## WHAT YOU NEED TO DO
Scan the data for "ZnSO₄" and copy the lines it appears in.
:: DATA PROVIDED
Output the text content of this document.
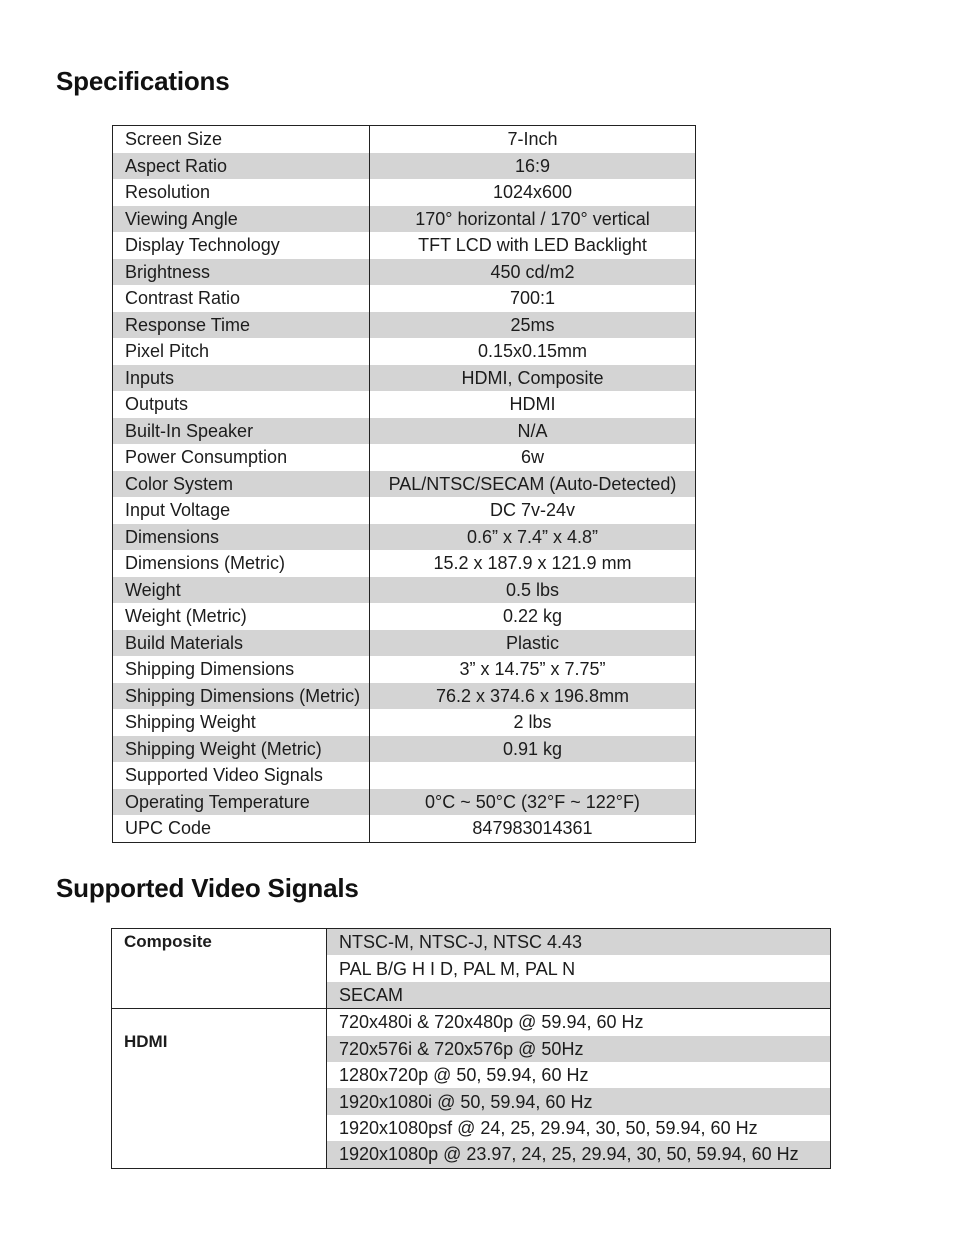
Specifications
Screen Size	7-Inch
Aspect Ratio	16:9
Resolution	1024x600
Viewing Angle	170° horizontal / 170° vertical
Display Technology	TFT LCD with LED Backlight
Brightness	450 cd/m2
Contrast Ratio	700:1
Response Time	25ms
Pixel Pitch	0.15x0.15mm
Inputs	HDMI, Composite
Outputs	HDMI
Built-In Speaker	N/A
Power Consumption	6w
Color System	PAL/NTSC/SECAM (Auto-Detected)
Input Voltage	DC 7v-24v
Dimensions	0.6” x 7.4” x 4.8”
Dimensions (Metric)	15.2 x 187.9 x 121.9 mm
Weight	0.5 lbs
Weight (Metric)	0.22 kg
Build Materials	Plastic
Shipping Dimensions	3” x 14.75” x 7.75”
Shipping Dimensions (Metric)	76.2 x 374.6 x 196.8mm
Shipping Weight	2 lbs
Shipping Weight (Metric)	0.91 kg
Supported Video Signals	
Operating Temperature	0°C ~ 50°C (32°F ~ 122°F)
UPC Code	847983014361
Supported Video Signals
Composite	NTSC-M, NTSC-J, NTSC 4.43
	PAL B/G H I D, PAL M, PAL N
	SECAM
HDMI	720x480i & 720x480p @ 59.94, 60 Hz
	720x576i & 720x576p @ 50Hz
	1280x720p @ 50, 59.94, 60 Hz
	1920x1080i @ 50, 59.94, 60 Hz
	1920x1080psf @ 24, 25, 29.94, 30, 50, 59.94, 60 Hz
	1920x1080p @ 23.97, 24, 25, 29.94, 30, 50, 59.94, 60 Hz
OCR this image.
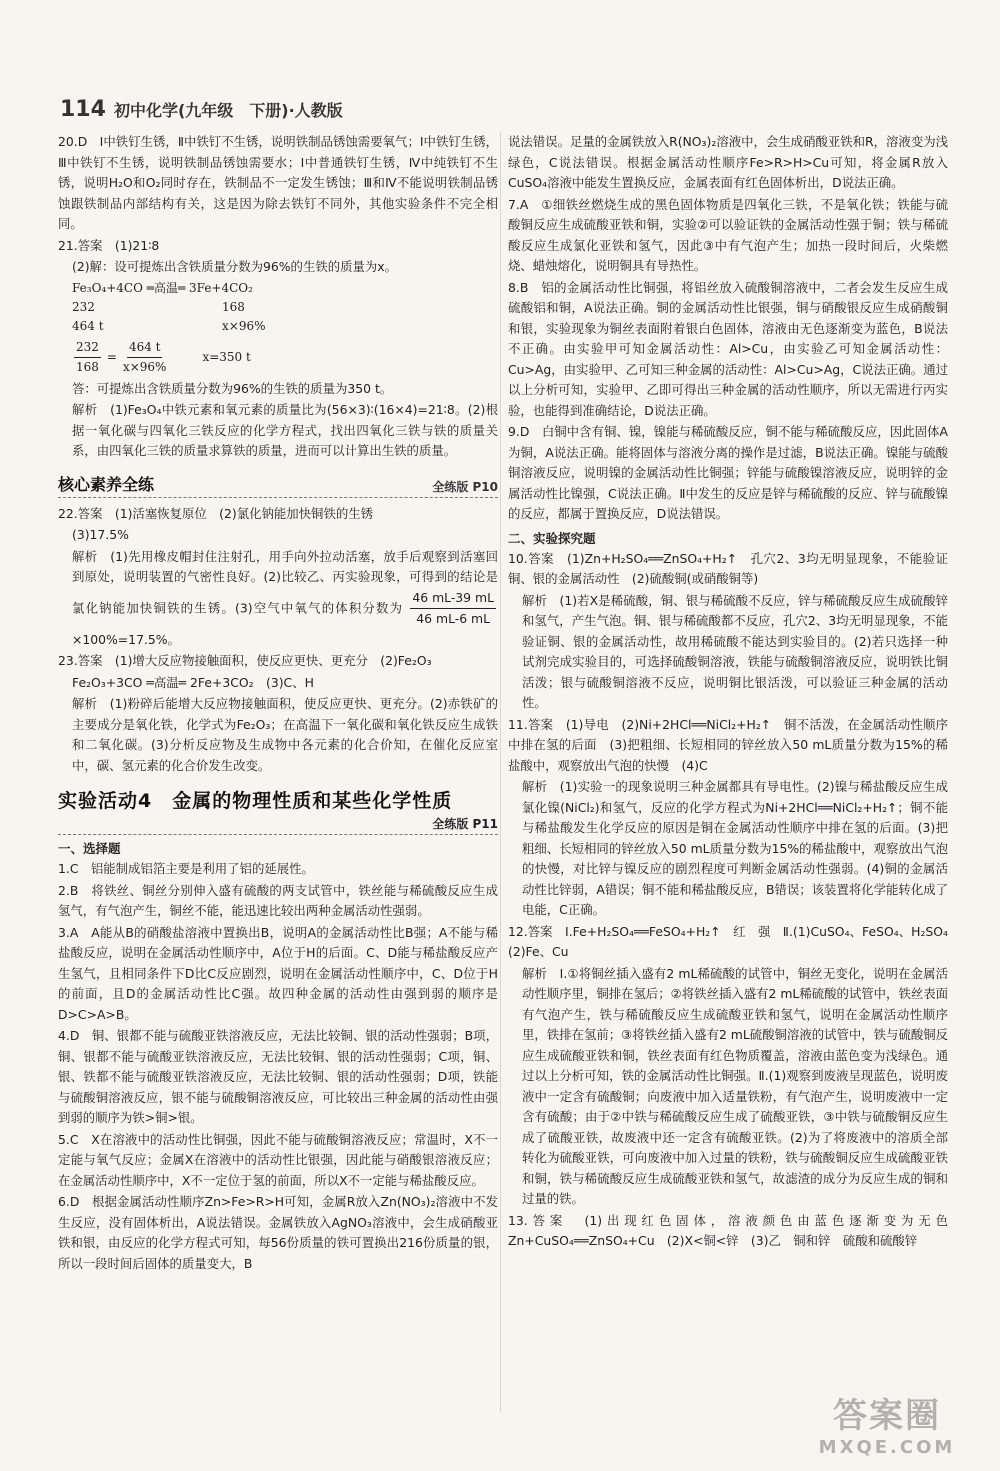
114 初中化学(九年级　下册)·人教版

20.D　Ⅰ中铁钉生锈，Ⅱ中铁钉不生锈，说明铁制品锈蚀需要氧气；Ⅰ中铁钉生锈，Ⅲ中铁钉不生锈，说明铁制品锈蚀需要水；Ⅰ中普通铁钉生锈，Ⅳ中纯铁钉不生锈，说明H₂O和O₂同时存在，铁制品不一定发生锈蚀；Ⅲ和Ⅳ不能说明铁制品锈蚀跟铁制品内部结构有关，这是因为除去铁钉不同外，其他实验条件不完全相同。

21.答案　(1)21∶8

(2)解：设可提炼出含铁质量分数为96%的生铁的质量为x。

Fe₃O₄+4CO ═高温═ 3Fe+4CO₂
232	168
464 t	x×96%
$\frac{232}{168} = \frac{464 t}{x\times 96\%}$	x=350 t

答：可提炼出含铁质量分数为96%的生铁的质量为350 t。

解析　(1)Fe₃O₄中铁元素和氧元素的质量比为(56×3)∶(16×4)=21∶8。(2)根据一氧化碳与四氧化三铁反应的化学方程式，找出四氧化三铁与铁的质量关系，由四氧化三铁的质量求算铁的质量，进而可以计算出生铁的质量。

核心素养全练	全练版 P10

22.答案　(1)活塞恢复原位　(2)氯化钠能加快铜铁的生锈

(3)17.5%

解析　(1)先用橡皮帽封住注射孔，用手向外拉动活塞，放手后观察到活塞回到原处，说明装置的气密性良好。(2)比较乙、丙实验现象，可得到的结论是氯化钠能加快铜铁的生锈。(3)空气中氧气的体积分数为 $\frac{46 mL-39 mL}{46 mL-6 mL}$
×100%=17.5%。

23.答案　(1)增大反应物接触面积，使反应更快、更充分　(2)Fe₂O₃

Fe₂O₃+3CO ═高温═ 2Fe+3CO₂　(3)C、H

解析　(1)粉碎后能增大反应物接触面积，使反应更快、更充分。(2)赤铁矿的主要成分是氧化铁，化学式为Fe₂O₃；在高温下一氧化碳和氧化铁反应生成铁和二氧化碳。(3)分析反应物及生成物中各元素的化合价知，在催化反应室中，碳、氢元素的化合价发生改变。

实验活动4　金属的物理性质和某些化学性质
全练版 P11
一、选择题

1.C　铝能制成铝箔主要是利用了铝的延展性。

2.B　将铁丝、铜丝分别伸入盛有硫酸的两支试管中，铁丝能与稀硫酸反应生成氢气，有气泡产生，铜丝不能，能迅速比较出两种金属活动性强弱。

3.A　A能从B的硝酸盐溶液中置换出B，说明A的金属活动性比B强；A不能与稀盐酸反应，说明在金属活动性顺序中，A位于H的后面。C、D能与稀盐酸反应产生氢气，且相同条件下D比C反应剧烈，说明在金属活动性顺序中，C、D位于H的前面，且D的金属活动性比C强。故四种金属的活动性由强到弱的顺序是D>C>A>B。

4.D　铜、银都不能与硫酸亚铁溶液反应，无法比较铜、银的活动性强弱；B项，铜、银都不能与硫酸亚铁溶液反应，无法比较铜、银的活动性强弱；C项，铜、银、铁都不能与硫酸亚铁溶液反应，无法比较铜、银的活动性强弱；D项，铁能与硫酸铜溶液反应，银不能与硫酸铜溶液反应，可比较出三种金属的活动性由强到弱的顺序为铁>铜>银。

5.C　X在溶液中的活动性比铜强，因此不能与硫酸铜溶液反应；常温时，X不一定能与氧气反应；金属X在溶液中的活动性比银强，因此能与硝酸银溶液反应；在金属活动性顺序中，X不一定位于氢的前面，所以X不一定能与稀盐酸反应。

6.D　根据金属活动性顺序Zn>Fe>R>H可知，金属R放入Zn(NO₃)₂溶液中不发生反应，没有固体析出，A说法错误。金属铁放入AgNO₃溶液中，会生成硝酸亚铁和银，由反应的化学方程式可知，每56份质量的铁可置换出216份质量的银，所以一段时间后固体的质量变大，B

说法错误。足量的金属铁放入R(NO₃)₂溶液中，会生成硝酸亚铁和R，溶液变为浅绿色，C说法错误。根据金属活动性顺序Fe>R>H>Cu可知，将金属R放入CuSO₄溶液中能发生置换反应，金属表面有红色固体析出，D说法正确。

7.A　①细铁丝燃烧生成的黑色固体物质是四氧化三铁，不是氧化铁；铁能与硫酸铜反应生成硫酸亚铁和铜，实验②可以验证铁的金属活动性强于铜；铁与稀硫酸反应生成氯化亚铁和氢气，因此③中有气泡产生；加热一段时间后，火柴燃烧、蜡烛熔化，说明铜具有导热性。

8.B　铝的金属活动性比铜强，将铝丝放入硫酸铜溶液中，二者会发生反应生成硫酸铝和铜，A说法正确。铜的金属活动性比银强，铜与硝酸银反应生成硝酸铜和银，实验现象为铜丝表面附着银白色固体，溶液由无色逐渐变为蓝色，B说法不正确。由实验甲可知金属活动性：Al>Cu，由实验乙可知金属活动性：Cu>Ag，由实验甲、乙可知三种金属的活动性：Al>Cu>Ag，C说法正确。通过以上分析可知，实验甲、乙即可得出三种金属的活动性顺序，所以无需进行丙实验，也能得到准确结论，D说法正确。

9.D　白铜中含有铜、镍，镍能与稀硫酸反应，铜不能与稀硫酸反应，因此固体A为铜，A说法正确。能将固体与溶液分离的操作是过滤，B说法正确。镍能与硫酸铜溶液反应，说明镍的金属活动性比铜强；锌能与硫酸镍溶液反应，说明锌的金属活动性比镍强，C说法正确。Ⅱ中发生的反应是锌与稀硫酸的反应、锌与硫酸镍的反应，都属于置换反应，D说法错误。

二、实验探究题

10.答案　(1)Zn+H₂SO₄══ZnSO₄+H₂↑　孔穴2、3均无明显现象，不能验证铜、银的金属活动性　(2)硫酸铜(或硝酸铜等)

解析　(1)若X是稀硫酸，铜、银与稀硫酸不反应，锌与稀硫酸反应生成硫酸锌和氢气，产生气泡。铜、银与稀硫酸都不反应，孔穴2、3均无明显现象，不能验证铜、银的金属活动性，故用稀硫酸不能达到实验目的。(2)若只选择一种试剂完成实验目的，可选择硫酸铜溶液，铁能与硫酸铜溶液反应，说明铁比铜活泼；银与硫酸铜溶液不反应，说明铜比银活泼，可以验证三种金属的活动性。

11.答案　(1)导电　(2)Ni+2HCl══NiCl₂+H₂↑　铜不活泼，在金属活动性顺序中排在氢的后面　(3)把粗细、长短相同的锌丝放入50 mL质量分数为15%的稀盐酸中，观察放出气泡的快慢　(4)C

解析　(1)实验一的现象说明三种金属都具有导电性。(2)镍与稀盐酸反应生成氯化镍(NiCl₂)和氢气，反应的化学方程式为Ni+2HCl══NiCl₂+H₂↑；铜不能与稀盐酸发生化学反应的原因是铜在金属活动性顺序中排在氢的后面。(3)把粗细、长短相同的锌丝放入50 mL质量分数为15%的稀盐酸中，观察放出气泡的快慢，对比锌与镍反应的剧烈程度可判断金属活动性强弱。(4)铜的金属活动性比锌弱，A错误；铜不能和稀盐酸反应，B错误；该装置将化学能转化成了电能，C正确。

12.答案　Ⅰ.Fe+H₂SO₄══FeSO₄+H₂↑　红　强　Ⅱ.(1)CuSO₄、FeSO₄、H₂SO₄　(2)Fe、Cu

解析　Ⅰ.①将铜丝插入盛有2 mL稀硫酸的试管中，铜丝无变化，说明在金属活动性顺序里，铜排在氢后；②将铁丝插入盛有2 mL稀硫酸的试管中，铁丝表面有气泡产生，铁与稀硫酸反应生成硫酸亚铁和氢气，说明在金属活动性顺序里，铁排在氢前；③将铁丝插入盛有2 mL硫酸铜溶液的试管中，铁与硫酸铜反应生成硫酸亚铁和铜，铁丝表面有红色物质覆盖，溶液由蓝色变为浅绿色。通过以上分析可知，铁的金属活动性比铜强。Ⅱ.(1)观察到废液呈现蓝色，说明废液中一定含有硫酸铜；向废液中加入适量铁粉，有气泡产生，说明废液中一定含有硫酸；由于②中铁与稀硫酸反应生成了硫酸亚铁，③中铁与硫酸铜反应生成了硫酸亚铁，故废液中还一定含有硫酸亚铁。(2)为了将废液中的溶质全部转化为硫酸亚铁，可向废液中加入过量的铁粉，铁与硫酸铜反应生成硫酸亚铁和铜，铁与稀硫酸反应生成硫酸亚铁和氢气，故滤渣的成分为反应生成的铜和过量的铁。

13.答案　(1)出现红色固体，溶液颜色由蓝色逐渐变为无色　Zn+CuSO₄══ZnSO₄+Cu　(2)X<铜<锌　(3)乙　铜和锌　硫酸和硫酸锌

答案圈
MXQE.COM
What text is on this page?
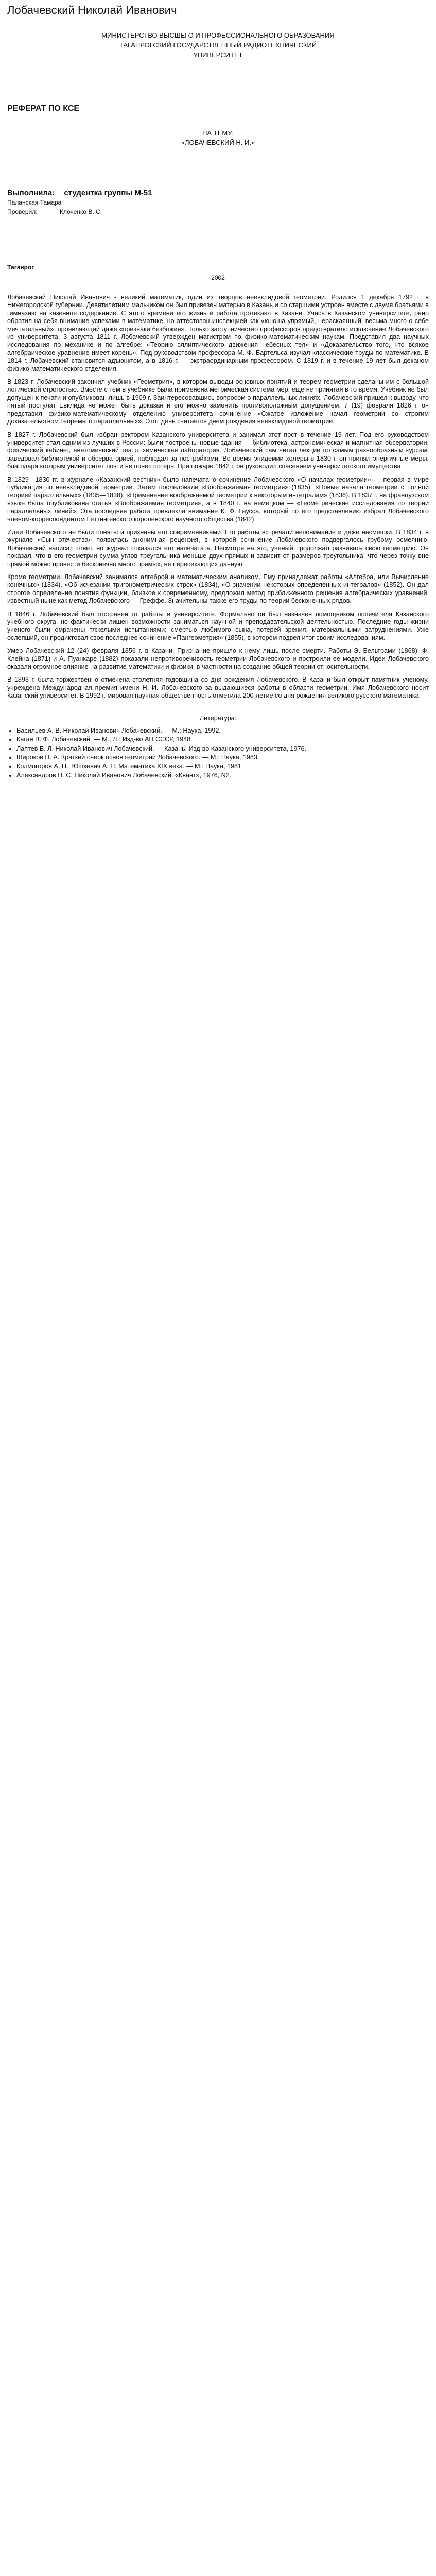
Лобачевский Николай Иванович
МИНИСТЕРСТВО ВЫСШЕГО И ПРОФЕССИОНАЛЬНОГО ОБРАЗОВАНИЯ
ТАГАНРОГСКИЙ ГОСУДАРСТВЕННЫЙ РАДИОТЕХНИЧЕСКИЙ
УНИВЕРСИТЕТ
РЕФЕРАТ ПО КСЕ
НА ТЕМУ:
«ЛОБАЧЕВСКИЙ Н. И.»
Выполнила: студентка группы М-51
Паланская Тамара
Проверил:	Клоченко В. С.
Таганрог
2002

Лобачевский Николай Иванович - великий математик, один из творцов неевклидовой геометрии. Родился 1 декабря 1792 г. в Нижегородской губернии. Девятилетним мальчиком он был привезен матерью в Казань и со старшими устроен вместе с двумя братьями в гимназию на казенное содержание. С этого времени его жизнь и работа протекают в Казани. Учась в Казанском университете, рано обратил на себя внимание успехами в математике, но аттестован инспекцией как «юноша упрямый, нераскаянный, весьма много о себе мечтательный», проявляющий даже «признаки безбожия». Только заступничество профессоров предотвратило исключение Лобачевского из университета. 3 августа 1811 г. Лобачевский утвержден магистром по физико-математическим наукам. Представил два научных исследования по механике и по алгебре: «Теорию эллиптического движения небесных тел» и «Доказательство того, что всякое алгебраическое уравнение имеет корень». Под руководством профессора М. Ф. Бартельса изучал классические труды по математике. В 1814 г. Лобачевский становится адъюнктом, а в 1816 г. — экстраординарным профессором. С 1819 г. и в течение 19 лет был деканом физико-математического отделения.

В 1823 г. Лобачевский закончил учебник «Геометрия», в котором выводы основных понятий и теорем геометрии сделаны им с большой логической строгостью. Вместе с тем в учебнике была применена метрическая система мер, еще не принятая в то время. Учебник не был допущен к печати и опубликован лишь в 1909 г. Заинтересовавшись вопросом о параллельных линиях, Лобачевский пришел к выводу, что пятый постулат Евклида не может быть доказан и его можно заменить противоположным допущением. 7 (19) февраля 1826 г. он представил физико-математическому отделению университета сочинение «Сжатое изложение начал геометрии со строгим доказательством теоремы о параллельных». Этот день считается днем рождения неевклидовой геометрии.

В 1827 г. Лобачевский был избран ректором Казанского университета и занимал этот пост в течение 19 лет. Под его руководством университет стал одним из лучших в России: были построены новые здания — библиотека, астрономическая и магнитная обсерватории, физический кабинет, анатомический театр, химическая лаборатория. Лобачевский сам читал лекции по самым разнообразным курсам, заведовал библиотекой и обсерваторией, наблюдал за постройками. Во время эпидемии холеры в 1830 г. он принял энергичные меры, благодаря которым университет почти не понес потерь. При пожаре 1842 г. он руководил спасением университетского имущества.

В 1829—1830 гг. в журнале «Казанский вестник» было напечатано сочинение Лобачевского «О началах геометрии» — первая в мире публикация по неевклидовой геометрии. Затем последовали «Воображаемая геометрия» (1835), «Новые начала геометрии с полной теорией параллельных» (1835—1838), «Применение воображаемой геометрии к некоторым интегралам» (1836). В 1837 г. на французском языке была опубликована статья «Воображаемая геометрия», а в 1840 г. на немецком — «Геометрические исследования по теории параллельных линий». Эта последняя работа привлекла внимание К. Ф. Гаусса, который по его представлению избрал Лобачевского членом-корреспондентом Гёттингенского королевского научного общества (1842).

Идеи Лобачевского не были поняты и признаны его современниками. Его работы встречали непонимание и даже насмешки. В 1834 г. в журнале «Сын отечества» появилась анонимная рецензия, в которой сочинение Лобачевского подвергалось грубому осмеянию. Лобачевский написал ответ, но журнал отказался его напечатать. Несмотря на это, ученый продолжал развивать свою геометрию. Он показал, что в его геометрии сумма углов треугольника меньше двух прямых и зависит от размеров треугольника, что через точку вне прямой можно провести бесконечно много прямых, не пересекающих данную.

Кроме геометрии, Лобачевский занимался алгеброй и математическим анализом. Ему принадлежат работы «Алгебра, или Вычисление конечных» (1834), «Об исчезании тригонометрических строк» (1834), «О значении некоторых определенных интегралов» (1852). Он дал строгое определение понятия функции, близкое к современному, предложил метод приближенного решения алгебраических уравнений, известный ныне как метод Лобачевского — Греффе. Значительны также его труды по теории бесконечных рядов.

В 1846 г. Лобачевский был отстранен от работы в университете. Формально он был назначен помощником попечителя Казанского учебного округа, но фактически лишен возможности заниматься научной и преподавательской деятельностью. Последние годы жизни ученого были омрачены тяжелыми испытаниями: смертью любимого сына, потерей зрения, материальными затруднениями. Уже ослепший, он продиктовал свое последнее сочинение «Пангеометрия» (1855), в котором подвел итог своим исследованиям.

Умер Лобачевский 12 (24) февраля 1856 г. в Казани. Признание пришло к нему лишь после смерти. Работы Э. Бельтрами (1868), Ф. Клейна (1871) и А. Пуанкаре (1882) показали непротиворечивость геометрии Лобачевского и построили ее модели. Идеи Лобачевского оказали огромное влияние на развитие математики и физики, в частности на создание общей теории относительности.

В 1893 г. была торжественно отмечена столетняя годовщина со дня рождения Лобачевского. В Казани был открыт памятник ученому, учреждена Международная премия имени Н. И. Лобачевского за выдающиеся работы в области геометрии. Имя Лобачевского носит Казанский университет. В 1992 г. мировая научная общественность отметила 200-летие со дня рождения великого русского математика.

Литература:
• Васильев А. В. Николай Иванович Лобачевский. — М.: Наука, 1992.
• Каган В. Ф. Лобачевский. — М.; Л.: Изд-во АН СССР, 1948.
• Лаптев Б. Л. Николай Иванович Лобачевский. — Казань: Изд-во Казанского университета, 1976.
• Широков П. А. Краткий очерк основ геометрии Лобачевского. — М.: Наука, 1983.
• Колмогоров А. Н., Юшкевич А. П. Математика XIX века. — М.: Наука, 1981.
• Александров П. С. Николай Иванович Лобачевский. «Квант», 1976, N2.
::::
## RESULT OF THE TASK
10.答案　(1)Zn+H₂SO₄══ZnSO₄+H₂↑　孔穴2、3均无明显现象，不能验证铜、银的金属活动性　(2)硫酸铜(或硝酸铜等)
13.答案　(1)出现红色固体，溶液颜色由蓝色逐渐变为无色　Zn+CuSO₄══ZnSO₄+Cu　(2)X<铜<锌　(3)乙　铜和锌　硫酸和硫酸锌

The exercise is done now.